◆ **Exercise prompt**
Copy out every line of the material below word for word, keeping the original order.

◆ **Record extracts**
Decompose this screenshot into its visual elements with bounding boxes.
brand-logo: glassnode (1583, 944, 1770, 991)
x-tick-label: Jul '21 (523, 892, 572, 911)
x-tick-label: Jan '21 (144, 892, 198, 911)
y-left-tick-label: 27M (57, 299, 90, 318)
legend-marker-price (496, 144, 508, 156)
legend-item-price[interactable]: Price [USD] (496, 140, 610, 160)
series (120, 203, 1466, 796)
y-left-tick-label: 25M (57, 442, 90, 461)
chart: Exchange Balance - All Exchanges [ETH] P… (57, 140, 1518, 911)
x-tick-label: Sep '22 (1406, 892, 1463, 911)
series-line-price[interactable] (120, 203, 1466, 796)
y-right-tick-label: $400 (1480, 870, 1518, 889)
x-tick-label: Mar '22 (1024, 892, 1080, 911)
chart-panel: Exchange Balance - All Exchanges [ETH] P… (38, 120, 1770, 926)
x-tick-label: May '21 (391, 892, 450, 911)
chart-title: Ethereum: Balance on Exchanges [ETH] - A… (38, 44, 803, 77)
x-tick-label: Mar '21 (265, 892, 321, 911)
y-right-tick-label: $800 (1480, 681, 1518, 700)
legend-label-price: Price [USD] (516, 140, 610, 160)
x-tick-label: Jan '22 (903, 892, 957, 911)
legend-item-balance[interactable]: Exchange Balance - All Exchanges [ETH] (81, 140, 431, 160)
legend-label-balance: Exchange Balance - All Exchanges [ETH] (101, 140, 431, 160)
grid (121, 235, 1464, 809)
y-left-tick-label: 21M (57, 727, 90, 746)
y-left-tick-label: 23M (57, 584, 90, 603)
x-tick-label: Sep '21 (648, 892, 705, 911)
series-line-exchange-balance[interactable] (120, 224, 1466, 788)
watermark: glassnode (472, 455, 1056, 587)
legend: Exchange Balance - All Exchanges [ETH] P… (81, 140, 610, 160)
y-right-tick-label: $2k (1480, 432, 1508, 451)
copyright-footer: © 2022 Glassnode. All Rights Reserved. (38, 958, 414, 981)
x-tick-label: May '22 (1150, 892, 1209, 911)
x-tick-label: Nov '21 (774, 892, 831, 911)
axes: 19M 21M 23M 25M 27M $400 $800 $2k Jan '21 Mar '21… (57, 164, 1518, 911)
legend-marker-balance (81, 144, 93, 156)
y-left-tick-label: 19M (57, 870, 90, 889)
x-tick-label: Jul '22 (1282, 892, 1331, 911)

◆ **Answer in full**
Decompose this screenshot into its visual elements with bounding boxes.
brand-logo: glassnode (1583, 944, 1770, 991)
x-tick-label: Jul '21 (523, 892, 572, 911)
x-tick-label: Jan '21 (144, 892, 198, 911)
y-left-tick-label: 27M (57, 299, 90, 318)
legend-marker-price (496, 144, 508, 156)
legend-item-price[interactable]: Price [USD] (496, 140, 610, 160)
series (120, 203, 1466, 796)
y-left-tick-label: 25M (57, 442, 90, 461)
chart: Exchange Balance - All Exchanges [ETH] P… (57, 140, 1518, 911)
x-tick-label: Sep '22 (1406, 892, 1463, 911)
series-line-price[interactable] (120, 203, 1466, 796)
y-right-tick-label: $400 (1480, 870, 1518, 889)
x-tick-label: Mar '22 (1024, 892, 1080, 911)
chart-panel: Exchange Balance - All Exchanges [ETH] P… (38, 120, 1770, 926)
x-tick-label: May '21 (391, 892, 450, 911)
chart-title: Ethereum: Balance on Exchanges [ETH] - A… (38, 44, 803, 77)
x-tick-label: Mar '21 (265, 892, 321, 911)
y-right-tick-label: $800 (1480, 681, 1518, 700)
legend-label-price: Price [USD] (516, 140, 610, 160)
x-tick-label: Jan '22 (903, 892, 957, 911)
legend-item-balance[interactable]: Exchange Balance - All Exchanges [ETH] (81, 140, 431, 160)
legend-label-balance: Exchange Balance - All Exchanges [ETH] (101, 140, 431, 160)
grid (121, 235, 1464, 809)
y-left-tick-label: 21M (57, 727, 90, 746)
y-left-tick-label: 23M (57, 584, 90, 603)
x-tick-label: Sep '21 (648, 892, 705, 911)
series-line-exchange-balance[interactable] (120, 224, 1466, 788)
watermark: glassnode (472, 455, 1056, 587)
legend: Exchange Balance - All Exchanges [ETH] P… (81, 140, 610, 160)
y-right-tick-label: $2k (1480, 432, 1508, 451)
copyright-footer: © 2022 Glassnode. All Rights Reserved. (38, 958, 414, 981)
x-tick-label: May '22 (1150, 892, 1209, 911)
x-tick-label: Nov '21 (774, 892, 831, 911)
axes: 19M 21M 23M 25M 27M $400 $800 $2k Jan '21 Mar '21… (57, 164, 1518, 911)
legend-marker-balance (81, 144, 93, 156)
y-left-tick-label: 19M (57, 870, 90, 889)
x-tick-label: Jul '22 (1282, 892, 1331, 911)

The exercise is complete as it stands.